WHAT YOU SHOULD DO — Write the entries below out again exactly; any picture in them stays out.

(Stored records)
--------------------------------

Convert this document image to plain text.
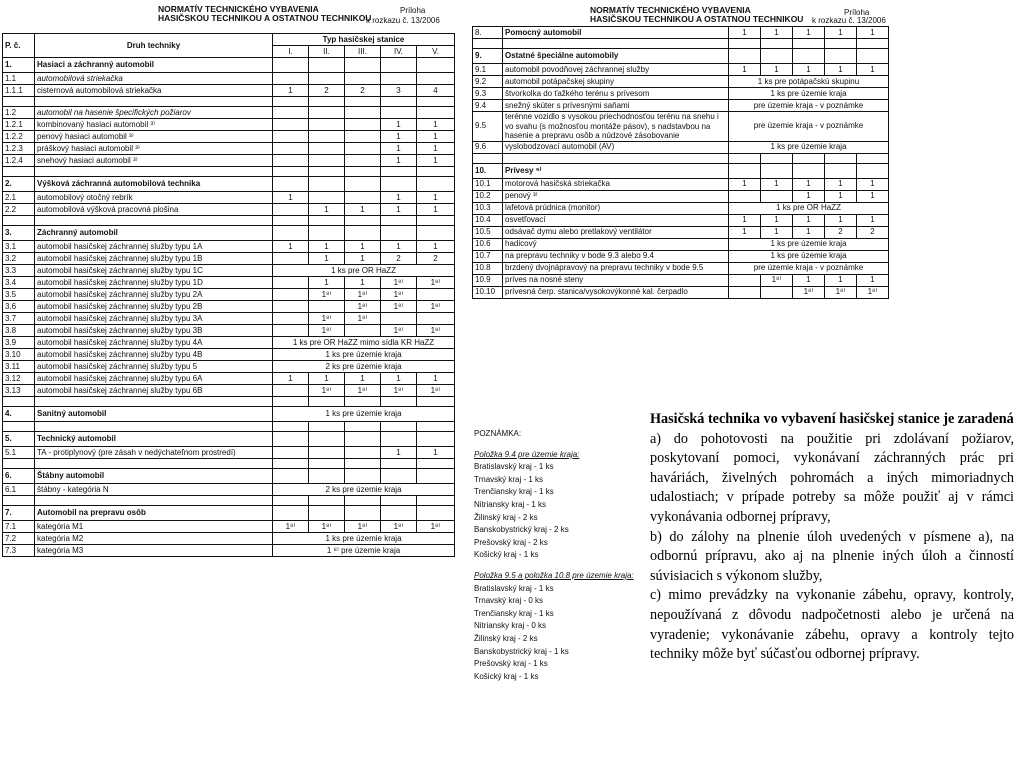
NORMATÍV TECHNICKÉHO VYBAVENIA
HASIČSKOU TECHNIKOU A OSTATNOU TECHNIKOU
Príloha
k rozkazu č. 13/2006
P. č.	Druh techniky	Typ hasičskej stanice				
		I.	II.	III.	IV.	V.
1.	Hasiaci a záchranný automobil					
1.1	automobilová striekačka					
1.1.1	cisternová automobilová striekačka	1	2	2	3	4

1.2	automobil na hasenie špecifických požiarov					
1.2.1	kombinovaný hasiaci automobil ³⁾				1	1
1.2.2	penový hasiaci automobil ³⁾				1	1
1.2.3	práškový hasiaci automobil ³⁾				1	1
1.2.4	snehový hasiaci automobil ³⁾				1	1

2.	Výšková záchranná automobilová technika					
2.1	automobilový otočný rebrík	1			1	1
2.2	automobilová výšková pracovná plošina		1	1	1	1

3.	Záchranný automobil					
3.1	automobil hasičskej záchrannej služby typu 1A	1	1	1	1	1
3.2	automobil hasičskej záchrannej služby typu 1B		1	1	2	2
3.3	automobil hasičskej záchrannej služby typu 1C	1 ks pre OR HaZZ				
3.4	automobil hasičskej záchrannej služby typu 1D		1	1	1⁸⁾	1⁸⁾
3.5	automobil hasičskej záchrannej služby typu 2A		1⁸⁾	1⁸⁾	1⁸⁾	
3.6	automobil hasičskej záchrannej služby typu 2B			1⁸⁾	1⁸⁾	1⁸⁾
3.7	automobil hasičskej záchrannej služby typu 3A		1⁸⁾	1⁸⁾		
3.8	automobil hasičskej záchrannej služby typu 3B		1⁸⁾		1⁸⁾	1⁸⁾
3.9	automobil hasičskej záchrannej služby typu 4A	1 ks pre OR HaZZ mimo sídla KR HaZZ				
3.10	automobil hasičskej záchrannej služby typu 4B	1 ks pre územie kraja				
3.11	automobil hasičskej záchrannej služby typu 5	2 ks pre územie kraja				
3.12	automobil hasičskej záchrannej služby typu 6A	1	1	1	1	1
3.13	automobil hasičskej záchrannej služby typu 6B		1⁸⁾	1⁸⁾	1⁸⁾	1⁸⁾

4.	Sanitný automobil	1 ks pre územie kraja				

5.	Technický automobil					
5.1	TA - protiplynový (pre zásah v nedýchateľnom prostredí)				1	1

6.	Štábny automobil					
6.1	štábny - kategória N	2 ks pre územie kraja				

7.	Automobil na prepravu osôb					
7.1	kategória M1	1⁸⁾	1⁸⁾	1⁸⁾	1⁸⁾	1⁸⁾
7.2	kategória M2	1 ks pre územie kraja				
7.3	kategória M3	1 ⁸⁾ pre územie kraja				
NORMATÍV TECHNICKÉHO VYBAVENIA
HASIČSKOU TECHNIKOU A OSTATNOU TECHNIKOU
Príloha
k rozkazu č. 13/2006
8.	Pomocný automobil	1	1	1	1	1

9.	Ostatné špeciálne automobily					
9.1	automobil povodňovej záchrannej služby	1	1	1	1	1
9.2	automobil potápačskej skupiny	1 ks pre potápačskú skupinu				
9.3	štvorkolka do ťažkého terénu s prívesom	1 ks pre územie kraja				
9.4	snežný skúter s prívesnými saňami	pre územie kraja - v poznámke				
9.5	terénne vozidlo s vysokou priechodnosťou terénu na snehu i vo svahu (s možnosťou montáže pásov), s nadstavbou na hasenie a prepravu osôb a núdzové zásobovanie	pre územie kraja - v poznámke				
9.6	vyslobodzovací automobil (AV)	1 ks pre územie kraja				

10.	Prívesy ⁹⁾					
10.1	motorová hasičská striekačka	1	1	1	1	1
10.2	penový ³⁾			1	1	1
10.3	lafetová prúdnica (monitor)	1 ks pre OR HaZZ				
10.4	osvetľovací	1	1	1	1	1
10.5	odsávač dymu alebo pretlakový ventilátor	1	1	1	2	2
10.6	hadicový	1 ks pre územie kraja				
10.7	na prepravu techniky v bode 9.3 alebo 9.4	1 ks pre územie kraja				
10.8	brzdený dvojnápravový na prepravu techniky v bode 9.5	pre územie kraja - v poznámke				
10.9	príves na nosné steny		1⁸⁾	1	1	1
10.10	prívesná čerp. stanica/vysokovýkonné kal. čerpadlo			1⁸⁾	1⁸⁾	1⁸⁾
POZNÁMKA:
Položka 9.4 pre územie kraja:
Bratislavský kraj - 1 ks
Trnavský kraj - 1 ks
Trenčiansky kraj - 1 ks
Nitriansky kraj - 1 ks
Žilinský kraj - 2 ks
Banskobystrický kraj - 2 ks
Prešovský kraj - 2 ks
Košický kraj - 1 ks
Položka 9.5 a položka 10.8 pre územie kraja:
Bratislavský kraj - 1 ks
Trnavský kraj - 0 ks
Trenčiansky kraj - 1 ks
Nitriansky kraj - 0 ks
Žilinský kraj - 2 ks
Banskobystrický kraj - 1 ks
Prešovský kraj - 1 ks
Košický kraj - 1 ks

Hasičská technika vo vybavení hasičskej stanice je zaradená

a) do pohotovosti na použitie pri zdolávaní požiarov, poskytovaní pomoci, vykonávaní záchranných prác pri haváriách, živelných pohromách a iných mimoriadnych udalostiach; v prípade potreby sa môže použiť aj v rámci vykonávania odbornej prípravy,

b) do zálohy na plnenie úloh uvedených v písmene a), na odbornú prípravu, ako aj na plnenie iných úloh a činností súvisiacich s výkonom služby,

c) mimo prevádzky na vykonanie zábehu, opravy, kontroly, nepoužívaná z dôvodu nadpočetnosti alebo je určená na vyradenie; vykonávanie zábehu, opravy a kontroly tejto techniky môže byť súčasťou odbornej prípravy.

--------------------------------

PROBLEM SOLUTION —
Convert this document image to plain text.
NORMATÍV TECHNICKÉHO VYBAVENIA
HASIČSKOU TECHNIKOU A OSTATNOU TECHNIKOU
Príloha
k rozkazu č. 13/2006
P. č.	Druh techniky	Typ hasičskej stanice				
		I.	II.	III.	IV.	V.
1.	Hasiaci a záchranný automobil					
1.1	automobilová striekačka					
1.1.1	cisternová automobilová striekačka	1	2	2	3	4

1.2	automobil na hasenie špecifických požiarov					
1.2.1	kombinovaný hasiaci automobil ³⁾				1	1
1.2.2	penový hasiaci automobil ³⁾				1	1
1.2.3	práškový hasiaci automobil ³⁾				1	1
1.2.4	snehový hasiaci automobil ³⁾				1	1

2.	Výšková záchranná automobilová technika					
2.1	automobilový otočný rebrík	1			1	1
2.2	automobilová výšková pracovná plošina		1	1	1	1

3.	Záchranný automobil					
3.1	automobil hasičskej záchrannej služby typu 1A	1	1	1	1	1
3.2	automobil hasičskej záchrannej služby typu 1B		1	1	2	2
3.3	automobil hasičskej záchrannej služby typu 1C	1 ks pre OR HaZZ				
3.4	automobil hasičskej záchrannej služby typu 1D		1	1	1⁸⁾	1⁸⁾
3.5	automobil hasičskej záchrannej služby typu 2A		1⁸⁾	1⁸⁾	1⁸⁾	
3.6	automobil hasičskej záchrannej služby typu 2B			1⁸⁾	1⁸⁾	1⁸⁾
3.7	automobil hasičskej záchrannej služby typu 3A		1⁸⁾	1⁸⁾		
3.8	automobil hasičskej záchrannej služby typu 3B		1⁸⁾		1⁸⁾	1⁸⁾
3.9	automobil hasičskej záchrannej služby typu 4A	1 ks pre OR HaZZ mimo sídla KR HaZZ				
3.10	automobil hasičskej záchrannej služby typu 4B	1 ks pre územie kraja				
3.11	automobil hasičskej záchrannej služby typu 5	2 ks pre územie kraja				
3.12	automobil hasičskej záchrannej služby typu 6A	1	1	1	1	1
3.13	automobil hasičskej záchrannej služby typu 6B		1⁸⁾	1⁸⁾	1⁸⁾	1⁸⁾

4.	Sanitný automobil	1 ks pre územie kraja				

5.	Technický automobil					
5.1	TA - protiplynový (pre zásah v nedýchateľnom prostredí)				1	1

6.	Štábny automobil					
6.1	štábny - kategória N	2 ks pre územie kraja				

7.	Automobil na prepravu osôb					
7.1	kategória M1	1⁸⁾	1⁸⁾	1⁸⁾	1⁸⁾	1⁸⁾
7.2	kategória M2	1 ks pre územie kraja				
7.3	kategória M3	1 ⁸⁾ pre územie kraja				
NORMATÍV TECHNICKÉHO VYBAVENIA
HASIČSKOU TECHNIKOU A OSTATNOU TECHNIKOU
Príloha
k rozkazu č. 13/2006
8.	Pomocný automobil	1	1	1	1	1

9.	Ostatné špeciálne automobily					
9.1	automobil povodňovej záchrannej služby	1	1	1	1	1
9.2	automobil potápačskej skupiny	1 ks pre potápačskú skupinu				
9.3	štvorkolka do ťažkého terénu s prívesom	1 ks pre územie kraja				
9.4	snežný skúter s prívesnými saňami	pre územie kraja - v poznámke				
9.5	terénne vozidlo s vysokou priechodnosťou terénu na snehu i vo svahu (s možnosťou montáže pásov), s nadstavbou na hasenie a prepravu osôb a núdzové zásobovanie	pre územie kraja - v poznámke				
9.6	vyslobodzovací automobil (AV)	1 ks pre územie kraja				

10.	Prívesy ⁹⁾					
10.1	motorová hasičská striekačka	1	1	1	1	1
10.2	penový ³⁾			1	1	1
10.3	lafetová prúdnica (monitor)	1 ks pre OR HaZZ				
10.4	osvetľovací	1	1	1	1	1
10.5	odsávač dymu alebo pretlakový ventilátor	1	1	1	2	2
10.6	hadicový	1 ks pre územie kraja				
10.7	na prepravu techniky v bode 9.3 alebo 9.4	1 ks pre územie kraja				
10.8	brzdený dvojnápravový na prepravu techniky v bode 9.5	pre územie kraja - v poznámke				
10.9	príves na nosné steny		1⁸⁾	1	1	1
10.10	prívesná čerp. stanica/vysokovýkonné kal. čerpadlo			1⁸⁾	1⁸⁾	1⁸⁾
POZNÁMKA:
Položka 9.4 pre územie kraja:
Bratislavský kraj - 1 ks
Trnavský kraj - 1 ks
Trenčiansky kraj - 1 ks
Nitriansky kraj - 1 ks
Žilinský kraj - 2 ks
Banskobystrický kraj - 2 ks
Prešovský kraj - 2 ks
Košický kraj - 1 ks
Položka 9.5 a položka 10.8 pre územie kraja:
Bratislavský kraj - 1 ks
Trnavský kraj - 0 ks
Trenčiansky kraj - 1 ks
Nitriansky kraj - 0 ks
Žilinský kraj - 2 ks
Banskobystrický kraj - 1 ks
Prešovský kraj - 1 ks
Košický kraj - 1 ks

Hasičská technika vo vybavení hasičskej stanice je zaradená

a) do pohotovosti na použitie pri zdolávaní požiarov, poskytovaní pomoci, vykonávaní záchranných prác pri haváriách, živelných pohromách a iných mimoriadnych udalostiach; v prípade potreby sa môže použiť aj v rámci vykonávania odbornej prípravy,

b) do zálohy na plnenie úloh uvedených v písmene a), na odbornú prípravu, ako aj na plnenie iných úloh a činností súvisiacich s výkonom služby,

c) mimo prevádzky na vykonanie zábehu, opravy, kontroly, nepoužívaná z dôvodu nadpočetnosti alebo je určená na vyradenie; vykonávanie zábehu, opravy a kontroly tejto techniky môže byť súčasťou odbornej prípravy.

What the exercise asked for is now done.